--- ENTRIES ---

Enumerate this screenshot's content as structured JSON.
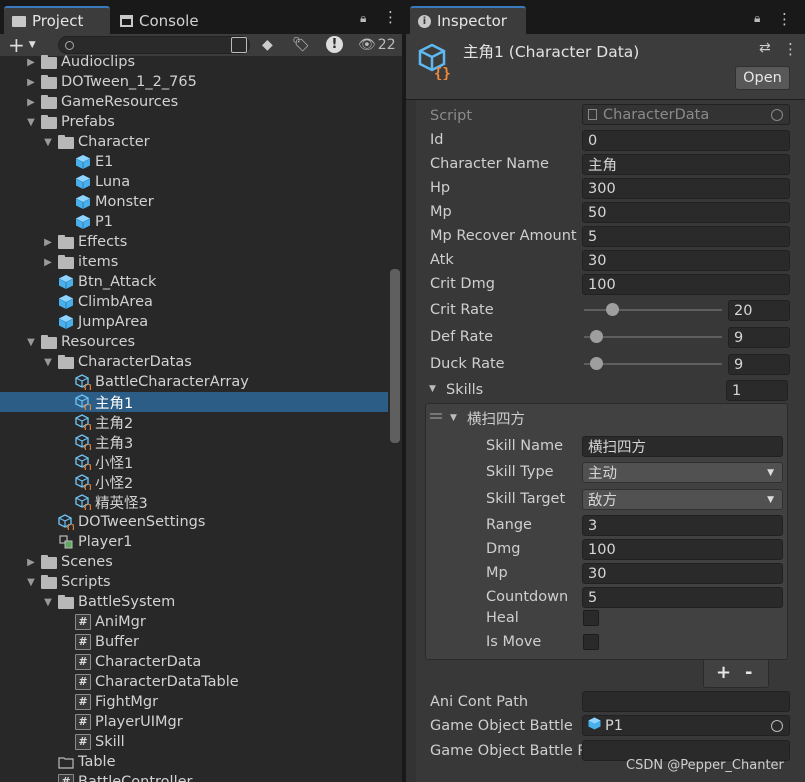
{
  "left_tabs": [
    {
      "label": "Project",
      "icon": "folder-icon"
    },
    {
      "label": "Console",
      "icon": "console-icon"
    }
  ],
  "search": {
    "placeholder": "",
    "hidden_count": "22"
  },
  "tree": [
    {
      "label": "Audioclips",
      "icon": "folder",
      "depth": 1,
      "arrow": "collapsed"
    },
    {
      "label": "DOTween_1_2_765",
      "icon": "folder",
      "depth": 1,
      "arrow": "collapsed"
    },
    {
      "label": "GameResources",
      "icon": "folder",
      "depth": 1,
      "arrow": "collapsed"
    },
    {
      "label": "Prefabs",
      "icon": "folder-open",
      "depth": 1,
      "arrow": "expanded"
    },
    {
      "label": "Character",
      "icon": "folder-open",
      "depth": 2,
      "arrow": "expanded"
    },
    {
      "label": "E1",
      "icon": "prefab",
      "depth": 3,
      "arrow": "none"
    },
    {
      "label": "Luna",
      "icon": "prefab",
      "depth": 3,
      "arrow": "none"
    },
    {
      "label": "Monster",
      "icon": "prefab",
      "depth": 3,
      "arrow": "none"
    },
    {
      "label": "P1",
      "icon": "prefab",
      "depth": 3,
      "arrow": "none"
    },
    {
      "label": "Effects",
      "icon": "folder",
      "depth": 2,
      "arrow": "collapsed"
    },
    {
      "label": "items",
      "icon": "folder",
      "depth": 2,
      "arrow": "collapsed"
    },
    {
      "label": "Btn_Attack",
      "icon": "prefab",
      "depth": 2,
      "arrow": "none"
    },
    {
      "label": "ClimbArea",
      "icon": "prefab",
      "depth": 2,
      "arrow": "none"
    },
    {
      "label": "JumpArea",
      "icon": "prefab",
      "depth": 2,
      "arrow": "none"
    },
    {
      "label": "Resources",
      "icon": "folder-open",
      "depth": 1,
      "arrow": "expanded"
    },
    {
      "label": "CharacterDatas",
      "icon": "folder-open",
      "depth": 2,
      "arrow": "expanded"
    },
    {
      "label": "BattleCharacterArray",
      "icon": "scriptable",
      "depth": 3,
      "arrow": "none"
    },
    {
      "label": "主角1",
      "icon": "scriptable",
      "depth": 3,
      "arrow": "none",
      "selected": true
    },
    {
      "label": "主角2",
      "icon": "scriptable",
      "depth": 3,
      "arrow": "none"
    },
    {
      "label": "主角3",
      "icon": "scriptable",
      "depth": 3,
      "arrow": "none"
    },
    {
      "label": "小怪1",
      "icon": "scriptable",
      "depth": 3,
      "arrow": "none"
    },
    {
      "label": "小怪2",
      "icon": "scriptable",
      "depth": 3,
      "arrow": "none"
    },
    {
      "label": "精英怪3",
      "icon": "scriptable",
      "depth": 3,
      "arrow": "none"
    },
    {
      "label": "DOTweenSettings",
      "icon": "scriptable",
      "depth": 2,
      "arrow": "none"
    },
    {
      "label": "Player1",
      "icon": "player",
      "depth": 2,
      "arrow": "none"
    },
    {
      "label": "Scenes",
      "icon": "folder",
      "depth": 1,
      "arrow": "collapsed"
    },
    {
      "label": "Scripts",
      "icon": "folder-open",
      "depth": 1,
      "arrow": "expanded"
    },
    {
      "label": "BattleSystem",
      "icon": "folder-open",
      "depth": 2,
      "arrow": "expanded"
    },
    {
      "label": "AniMgr",
      "icon": "script",
      "depth": 3,
      "arrow": "none"
    },
    {
      "label": "Buffer",
      "icon": "script",
      "depth": 3,
      "arrow": "none"
    },
    {
      "label": "CharacterData",
      "icon": "script",
      "depth": 3,
      "arrow": "none"
    },
    {
      "label": "CharacterDataTable",
      "icon": "script",
      "depth": 3,
      "arrow": "none"
    },
    {
      "label": "FightMgr",
      "icon": "script",
      "depth": 3,
      "arrow": "none"
    },
    {
      "label": "PlayerUIMgr",
      "icon": "script",
      "depth": 3,
      "arrow": "none"
    },
    {
      "label": "Skill",
      "icon": "script",
      "depth": 3,
      "arrow": "none"
    },
    {
      "label": "Table",
      "icon": "folder-outline",
      "depth": 2,
      "arrow": "none"
    },
    {
      "label": "BattleController",
      "icon": "script",
      "depth": 2,
      "arrow": "none"
    }
  ],
  "inspector": {
    "tab": "Inspector",
    "title": "主角1 (Character Data)",
    "open_button": "Open",
    "script_label": "Script",
    "script_value": "CharacterData",
    "fields": [
      {
        "label": "Id",
        "value": "0"
      },
      {
        "label": "Character Name",
        "value": "主角"
      },
      {
        "label": "Hp",
        "value": "300"
      },
      {
        "label": "Mp",
        "value": "50"
      },
      {
        "label": "Mp Recover Amount",
        "value": "5"
      },
      {
        "label": "Atk",
        "value": "30"
      },
      {
        "label": "Crit Dmg",
        "value": "100"
      }
    ],
    "sliders": [
      {
        "label": "Crit Rate",
        "value": "20",
        "fraction": 0.2
      },
      {
        "label": "Def Rate",
        "value": "9",
        "fraction": 0.09
      },
      {
        "label": "Duck Rate",
        "value": "9",
        "fraction": 0.09
      }
    ],
    "skills_label": "Skills",
    "skills_count": "1",
    "skill": {
      "header": "横扫四方",
      "fields": [
        {
          "label": "Skill Name",
          "value": "横扫四方",
          "kind": "text"
        },
        {
          "label": "Skill Type",
          "value": "主动",
          "kind": "dropdown"
        },
        {
          "label": "Skill Target",
          "value": "敌方",
          "kind": "dropdown"
        },
        {
          "label": "Range",
          "value": "3",
          "kind": "text"
        },
        {
          "label": "Dmg",
          "value": "100",
          "kind": "text"
        },
        {
          "label": "Mp",
          "value": "30",
          "kind": "text"
        },
        {
          "label": "Countdown",
          "value": "5",
          "kind": "text"
        }
      ],
      "checks": [
        {
          "label": "Heal",
          "checked": false
        },
        {
          "label": "Is Move",
          "checked": false
        }
      ]
    },
    "add_label": "+",
    "remove_label": "-",
    "ani_cont_path_label": "Ani Cont Path",
    "ani_cont_path_value": "",
    "gob_label": "Game Object Battle",
    "gob_value": "P1",
    "gobp_label": "Game Object Battle P",
    "gobp_value": ""
  },
  "watermark": "CSDN @Pepper_Chanter"
}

---

__GIVEN REQUEST__:
All of the entries need to be transcribed word for word; pictures are left out.

__FINAL RESULT__:
Enumerate this screenshot's content as structured JSON.
{
  "left_tabs": [
    {
      "label": "Project",
      "icon": "folder-icon"
    },
    {
      "label": "Console",
      "icon": "console-icon"
    }
  ],
  "search": {
    "placeholder": "",
    "hidden_count": "22"
  },
  "tree": [
    {
      "label": "Audioclips",
      "icon": "folder",
      "depth": 1,
      "arrow": "collapsed"
    },
    {
      "label": "DOTween_1_2_765",
      "icon": "folder",
      "depth": 1,
      "arrow": "collapsed"
    },
    {
      "label": "GameResources",
      "icon": "folder",
      "depth": 1,
      "arrow": "collapsed"
    },
    {
      "label": "Prefabs",
      "icon": "folder-open",
      "depth": 1,
      "arrow": "expanded"
    },
    {
      "label": "Character",
      "icon": "folder-open",
      "depth": 2,
      "arrow": "expanded"
    },
    {
      "label": "E1",
      "icon": "prefab",
      "depth": 3,
      "arrow": "none"
    },
    {
      "label": "Luna",
      "icon": "prefab",
      "depth": 3,
      "arrow": "none"
    },
    {
      "label": "Monster",
      "icon": "prefab",
      "depth": 3,
      "arrow": "none"
    },
    {
      "label": "P1",
      "icon": "prefab",
      "depth": 3,
      "arrow": "none"
    },
    {
      "label": "Effects",
      "icon": "folder",
      "depth": 2,
      "arrow": "collapsed"
    },
    {
      "label": "items",
      "icon": "folder",
      "depth": 2,
      "arrow": "collapsed"
    },
    {
      "label": "Btn_Attack",
      "icon": "prefab",
      "depth": 2,
      "arrow": "none"
    },
    {
      "label": "ClimbArea",
      "icon": "prefab",
      "depth": 2,
      "arrow": "none"
    },
    {
      "label": "JumpArea",
      "icon": "prefab",
      "depth": 2,
      "arrow": "none"
    },
    {
      "label": "Resources",
      "icon": "folder-open",
      "depth": 1,
      "arrow": "expanded"
    },
    {
      "label": "CharacterDatas",
      "icon": "folder-open",
      "depth": 2,
      "arrow": "expanded"
    },
    {
      "label": "BattleCharacterArray",
      "icon": "scriptable",
      "depth": 3,
      "arrow": "none"
    },
    {
      "label": "主角1",
      "icon": "scriptable",
      "depth": 3,
      "arrow": "none",
      "selected": true
    },
    {
      "label": "主角2",
      "icon": "scriptable",
      "depth": 3,
      "arrow": "none"
    },
    {
      "label": "主角3",
      "icon": "scriptable",
      "depth": 3,
      "arrow": "none"
    },
    {
      "label": "小怪1",
      "icon": "scriptable",
      "depth": 3,
      "arrow": "none"
    },
    {
      "label": "小怪2",
      "icon": "scriptable",
      "depth": 3,
      "arrow": "none"
    },
    {
      "label": "精英怪3",
      "icon": "scriptable",
      "depth": 3,
      "arrow": "none"
    },
    {
      "label": "DOTweenSettings",
      "icon": "scriptable",
      "depth": 2,
      "arrow": "none"
    },
    {
      "label": "Player1",
      "icon": "player",
      "depth": 2,
      "arrow": "none"
    },
    {
      "label": "Scenes",
      "icon": "folder",
      "depth": 1,
      "arrow": "collapsed"
    },
    {
      "label": "Scripts",
      "icon": "folder-open",
      "depth": 1,
      "arrow": "expanded"
    },
    {
      "label": "BattleSystem",
      "icon": "folder-open",
      "depth": 2,
      "arrow": "expanded"
    },
    {
      "label": "AniMgr",
      "icon": "script",
      "depth": 3,
      "arrow": "none"
    },
    {
      "label": "Buffer",
      "icon": "script",
      "depth": 3,
      "arrow": "none"
    },
    {
      "label": "CharacterData",
      "icon": "script",
      "depth": 3,
      "arrow": "none"
    },
    {
      "label": "CharacterDataTable",
      "icon": "script",
      "depth": 3,
      "arrow": "none"
    },
    {
      "label": "FightMgr",
      "icon": "script",
      "depth": 3,
      "arrow": "none"
    },
    {
      "label": "PlayerUIMgr",
      "icon": "script",
      "depth": 3,
      "arrow": "none"
    },
    {
      "label": "Skill",
      "icon": "script",
      "depth": 3,
      "arrow": "none"
    },
    {
      "label": "Table",
      "icon": "folder-outline",
      "depth": 2,
      "arrow": "none"
    },
    {
      "label": "BattleController",
      "icon": "script",
      "depth": 2,
      "arrow": "none"
    }
  ],
  "inspector": {
    "tab": "Inspector",
    "title": "主角1 (Character Data)",
    "open_button": "Open",
    "script_label": "Script",
    "script_value": "CharacterData",
    "fields": [
      {
        "label": "Id",
        "value": "0"
      },
      {
        "label": "Character Name",
        "value": "主角"
      },
      {
        "label": "Hp",
        "value": "300"
      },
      {
        "label": "Mp",
        "value": "50"
      },
      {
        "label": "Mp Recover Amount",
        "value": "5"
      },
      {
        "label": "Atk",
        "value": "30"
      },
      {
        "label": "Crit Dmg",
        "value": "100"
      }
    ],
    "sliders": [
      {
        "label": "Crit Rate",
        "value": "20",
        "fraction": 0.2
      },
      {
        "label": "Def Rate",
        "value": "9",
        "fraction": 0.09
      },
      {
        "label": "Duck Rate",
        "value": "9",
        "fraction": 0.09
      }
    ],
    "skills_label": "Skills",
    "skills_count": "1",
    "skill": {
      "header": "横扫四方",
      "fields": [
        {
          "label": "Skill Name",
          "value": "横扫四方",
          "kind": "text"
        },
        {
          "label": "Skill Type",
          "value": "主动",
          "kind": "dropdown"
        },
        {
          "label": "Skill Target",
          "value": "敌方",
          "kind": "dropdown"
        },
        {
          "label": "Range",
          "value": "3",
          "kind": "text"
        },
        {
          "label": "Dmg",
          "value": "100",
          "kind": "text"
        },
        {
          "label": "Mp",
          "value": "30",
          "kind": "text"
        },
        {
          "label": "Countdown",
          "value": "5",
          "kind": "text"
        }
      ],
      "checks": [
        {
          "label": "Heal",
          "checked": false
        },
        {
          "label": "Is Move",
          "checked": false
        }
      ]
    },
    "add_label": "+",
    "remove_label": "-",
    "ani_cont_path_label": "Ani Cont Path",
    "ani_cont_path_value": "",
    "gob_label": "Game Object Battle",
    "gob_value": "P1",
    "gobp_label": "Game Object Battle P",
    "gobp_value": ""
  },
  "watermark": "CSDN @Pepper_Chanter"
}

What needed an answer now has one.